-- Start Data to process --

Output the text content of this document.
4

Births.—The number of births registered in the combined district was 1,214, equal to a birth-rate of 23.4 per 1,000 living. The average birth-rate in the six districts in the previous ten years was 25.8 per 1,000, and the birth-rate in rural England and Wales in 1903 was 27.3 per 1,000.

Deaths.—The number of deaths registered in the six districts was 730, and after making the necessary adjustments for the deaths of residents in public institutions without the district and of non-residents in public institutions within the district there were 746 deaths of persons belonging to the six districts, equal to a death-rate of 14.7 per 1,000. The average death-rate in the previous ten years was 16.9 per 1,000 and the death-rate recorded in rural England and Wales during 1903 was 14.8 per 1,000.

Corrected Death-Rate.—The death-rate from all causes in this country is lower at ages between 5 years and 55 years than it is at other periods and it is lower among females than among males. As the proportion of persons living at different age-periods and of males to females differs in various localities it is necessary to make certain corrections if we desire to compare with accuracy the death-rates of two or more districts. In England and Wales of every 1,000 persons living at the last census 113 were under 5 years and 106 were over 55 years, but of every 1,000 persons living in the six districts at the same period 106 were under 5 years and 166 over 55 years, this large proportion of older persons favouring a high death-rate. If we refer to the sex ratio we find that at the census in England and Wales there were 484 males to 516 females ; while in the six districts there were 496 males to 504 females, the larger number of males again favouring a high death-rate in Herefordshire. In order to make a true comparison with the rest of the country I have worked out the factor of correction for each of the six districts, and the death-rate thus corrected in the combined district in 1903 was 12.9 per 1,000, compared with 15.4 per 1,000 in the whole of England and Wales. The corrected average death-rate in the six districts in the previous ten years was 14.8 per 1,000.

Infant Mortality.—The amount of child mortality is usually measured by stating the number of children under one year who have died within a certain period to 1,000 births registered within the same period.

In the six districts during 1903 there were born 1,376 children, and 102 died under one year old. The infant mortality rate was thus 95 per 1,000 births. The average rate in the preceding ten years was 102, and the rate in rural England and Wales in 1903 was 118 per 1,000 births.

-- End Data to process --

List every line from the entries above in which "registered" appears.

Births.—The number of births registered in the combined district was 1,214, equal to a birth-rate of 23.4 per 1,000 living. The average birth-rate in the six districts in the previous ten years was 25.8 per 1,000, and the birth-rate in rural England and Wales in 1903 was 27.3 per 1,000.
Deaths.—The number of deaths registered in the six districts was 730, and after making the necessary adjustments for the deaths of residents in public institutions without the district and of non-residents in public institutions within the district there were 746 deaths of persons belonging to the six districts, equal to a death-rate of 14.7 per 1,000. The average death-rate in the previous ten years was 16.9 per 1,000 and the death-rate recorded in rural England and Wales during 1903 was 14.8 per 1,000.
Infant Mortality.—The amount of child mortality is usually measured by stating the number of children under one year who have died within a certain period to 1,000 births registered within the same period.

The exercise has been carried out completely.